## Provided passage
BEGIN

Like in a movie, good casting is the key. If you have clear roles that border on stereotype and find the right faces to fill them with life, chances are you have a hit. For the first half of the concert, it was an absolute hit. Colin Stetson on bass sax did a very impressive strongman act grounding the trio, all bulging muscles and energy, laying down circularly breathed drones and wicked single note rhythms. Throwing himself into the instrument, you know. Above him Matana Roberts on alto, calm but warm behind spontaneously accumulating fog, offering endless melodies, rather free of the rhythm. At first I thought, if Ornette were a Lounge Lizard, but the longer she played, the less sense that made. Her role was as sort of the detached one. Behind the drums Shahzad Ismaily. Now we had seen a thoughtful drummer in the set before (I smell a trend), but this guy was downright brooding. He wouldn’t commit stick to skin before he unanimously had won a debate against himself as to the purpose and effect of said action. Until he lost it for what seemed like seconds then caught himself. Great performance from all three so far everybody playing their parts beautifully.

END

## Data provided
BEGIN

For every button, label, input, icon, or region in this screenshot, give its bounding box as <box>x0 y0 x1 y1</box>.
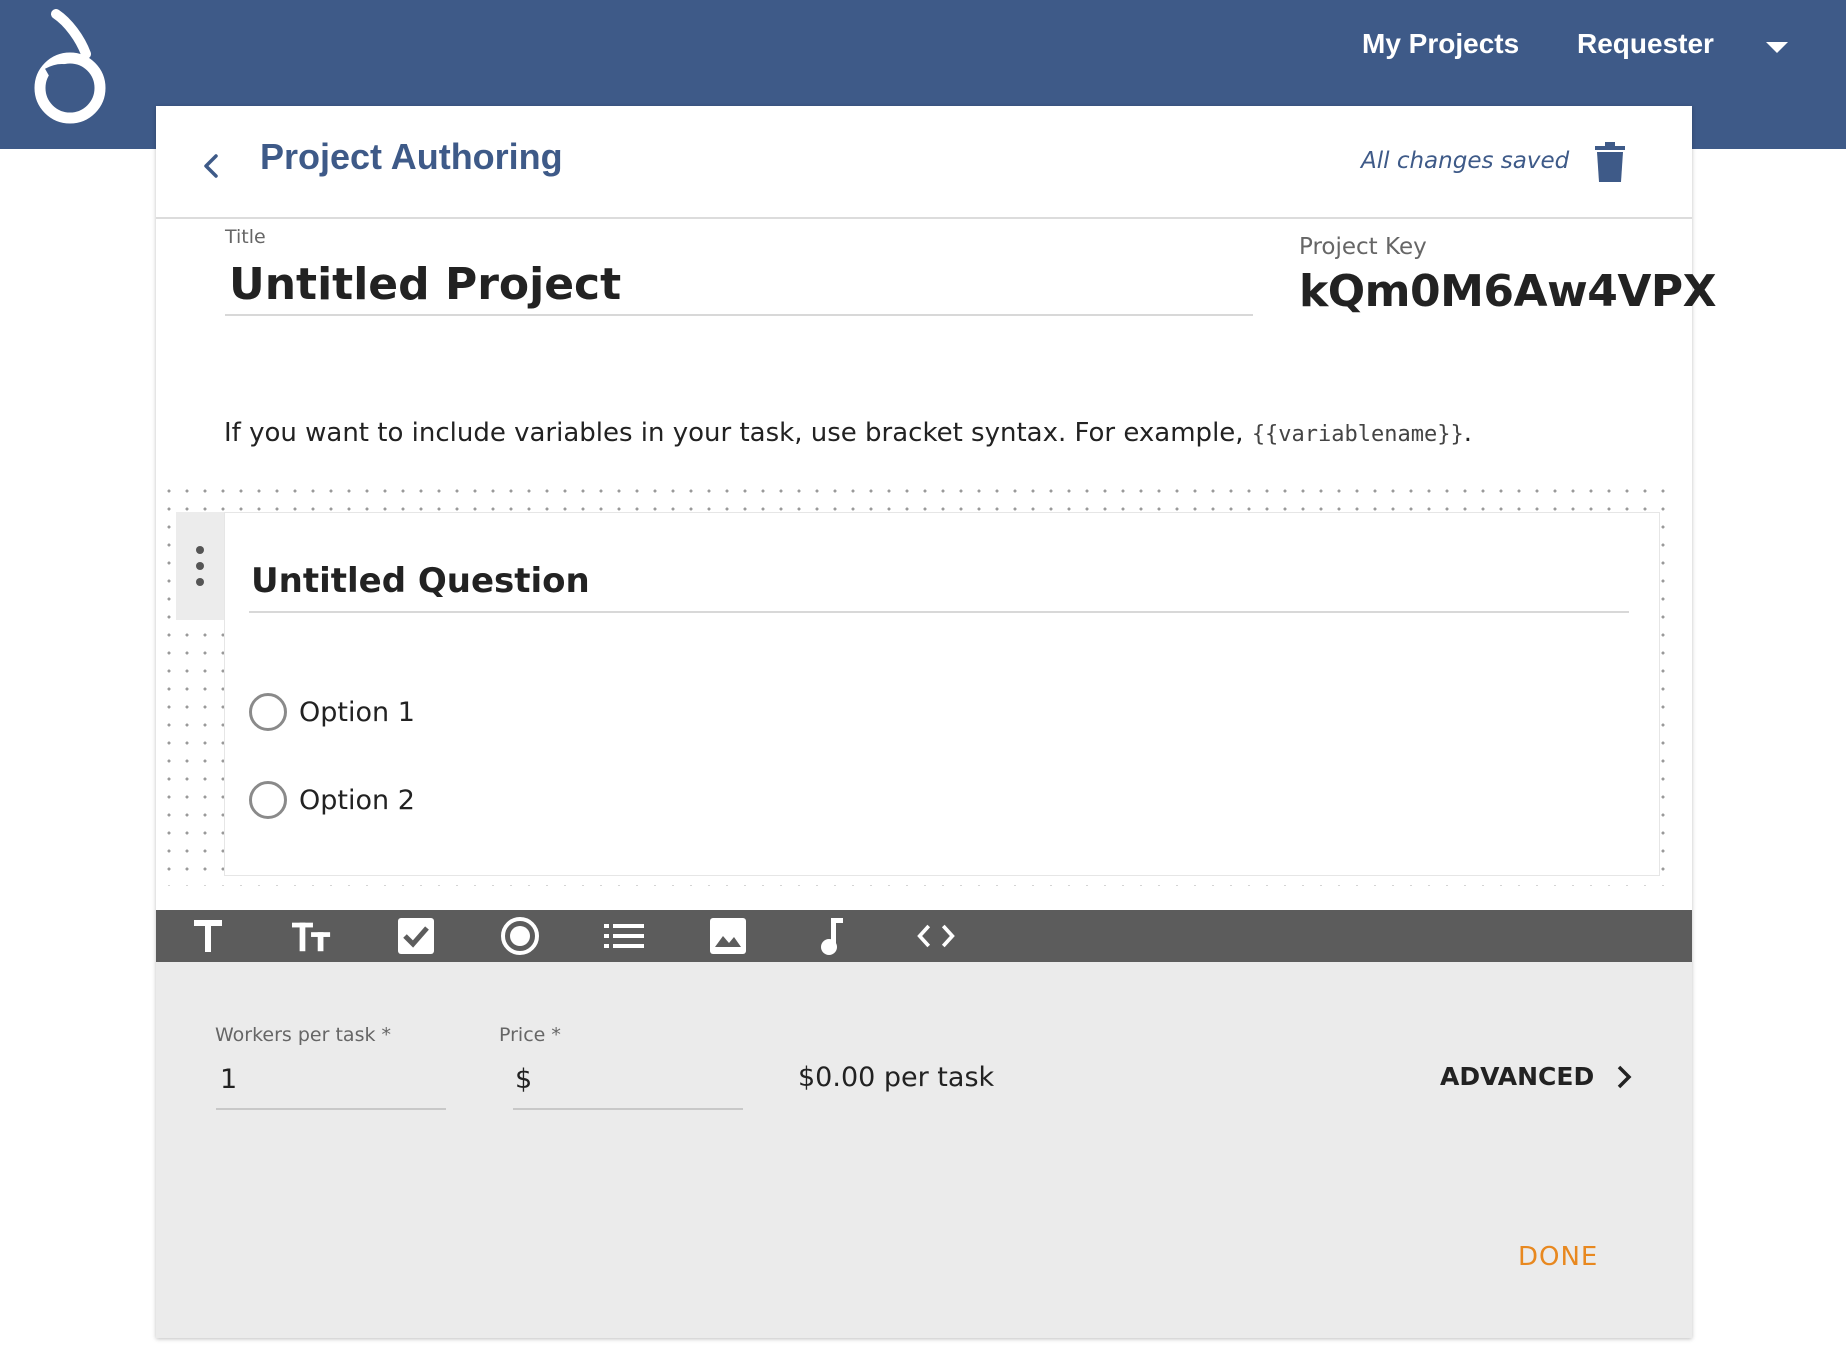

END

## The exercise
Reproduce the entire concert review word for word. Rely only on the concert review.

## Task answer
Like in a movie, good casting is the key. If you have clear roles that border on stereotype and find the right faces to fill them with life, chances are you have a hit. For the first half of the concert, it was an absolute hit. Colin Stetson on bass sax did a very impressive strongman act grounding the trio, all bulging muscles and energy, laying down circularly breathed drones and wicked single note rhythms. Throwing himself into the instrument, you know. Above him Matana Roberts on alto, calm but warm behind spontaneously accumulating fog, offering endless melodies, rather free of the rhythm. At first I thought, if Ornette were a Lounge Lizard, but the longer she played, the less sense that made. Her role was as sort of the detached one. Behind the drums Shahzad Ismaily. Now we had seen a thoughtful drummer in the set before (I smell a trend), but this guy was downright brooding. He wouldn’t commit stick to skin before he unanimously had won a debate against himself as to the purpose and effect of said action. Until he lost it for what seemed like seconds then caught himself. Great performance from all three so far everybody playing their parts beautifully.